▶ Extrait choisi
Selon un rapport largement soutenu par le Parlement européen, on observe sous le gouvernement actuel de l’AKP une grave détérioration des normes démocratiques. La répression des manifestants pacifiques et des opposants politiques, comme le populaire maire d’Istanbul Ekrem İmamoğlu, suscite une vive inquiétude. Le Parlement considère ces actions comme des tentatives de manipulation du terrain politique.
Les critères européens d’adhésion, notamment la démocratie, les droits de l’homme et l’État de droit, ne sont pas négociables selon le Parlement européen. Ankara ne les respecte pas, ce qui bloque la poursuite des discussions. De même, des provocations telles que la visite d’Erdogan dans la partie occupée de Chypre du Nord sapent les relations avec les États membres de l’UE.
Le président turc Recep Tayyip Erdoğan s’est rendu dans la partie nord de Chypre en juillet 2021, ce que les institutions européennes considèrent comme une provocation envers le sud internationalement reconnu. Le dirigeant de la partie turque, Ersin Tatar, a qualifié le rapport du Parlement européen dans le Cyprus Mail de « document partial » ne reflétant pas la réalité sur l’île.

Éléments enregistrés du jeu de données:
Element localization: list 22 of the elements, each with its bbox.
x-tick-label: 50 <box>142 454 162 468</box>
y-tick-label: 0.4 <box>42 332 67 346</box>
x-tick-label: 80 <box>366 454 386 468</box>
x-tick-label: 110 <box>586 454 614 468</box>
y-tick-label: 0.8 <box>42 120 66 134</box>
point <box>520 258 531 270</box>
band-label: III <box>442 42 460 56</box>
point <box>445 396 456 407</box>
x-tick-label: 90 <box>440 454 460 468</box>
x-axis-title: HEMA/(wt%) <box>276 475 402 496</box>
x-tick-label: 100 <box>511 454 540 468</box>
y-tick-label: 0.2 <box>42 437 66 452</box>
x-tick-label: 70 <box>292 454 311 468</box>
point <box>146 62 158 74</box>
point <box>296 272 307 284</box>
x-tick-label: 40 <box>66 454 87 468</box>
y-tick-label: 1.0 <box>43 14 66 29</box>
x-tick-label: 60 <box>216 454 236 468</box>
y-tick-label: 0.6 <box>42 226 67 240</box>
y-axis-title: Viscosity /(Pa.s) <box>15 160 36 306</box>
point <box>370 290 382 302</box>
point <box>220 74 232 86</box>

▶ Consigne A
Recopiez le passage de l'extrait sur la Turquie et l'Union européenne en commençant par « Selon un rapport » et en poursuivant jusqu'à « membres de l’UE. ».
▶ Consigne B
D'après l'extrait sur la Turquie et l'Union européenne, comment Ersin Tatar a-t-il qualifié le rapport du Parlement européen dans le Cyprus Mail ?

▶ Réponse A
Selon un rapport largement soutenu par le Parlement européen, on observe sous le gouvernement actuel de l’AKP une grave détérioration des normes démocratiques. La répression des manifestants pacifiques et des opposants politiques, comme le populaire maire d’Istanbul Ekrem İmamoğlu, suscite une vive inquiétude. Le Parlement considère ces actions comme des tentatives de manipulation du terrain politique.
Les critères européens d’adhésion, notamment la démocratie, les droits de l’homme et l’État de droit, ne sont pas négociables selon le Parlement européen. Ankara ne les respecte pas, ce qui bloque la poursuite des discussions. De même, des provocations telles que la visite d’Erdogan dans la partie occupée de Chypre du Nord sapent les relations avec les États membres de l’UE.

▶ Réponse B
Il l'a qualifié de « document partial » ne reflétant pas la réalité sur l'île.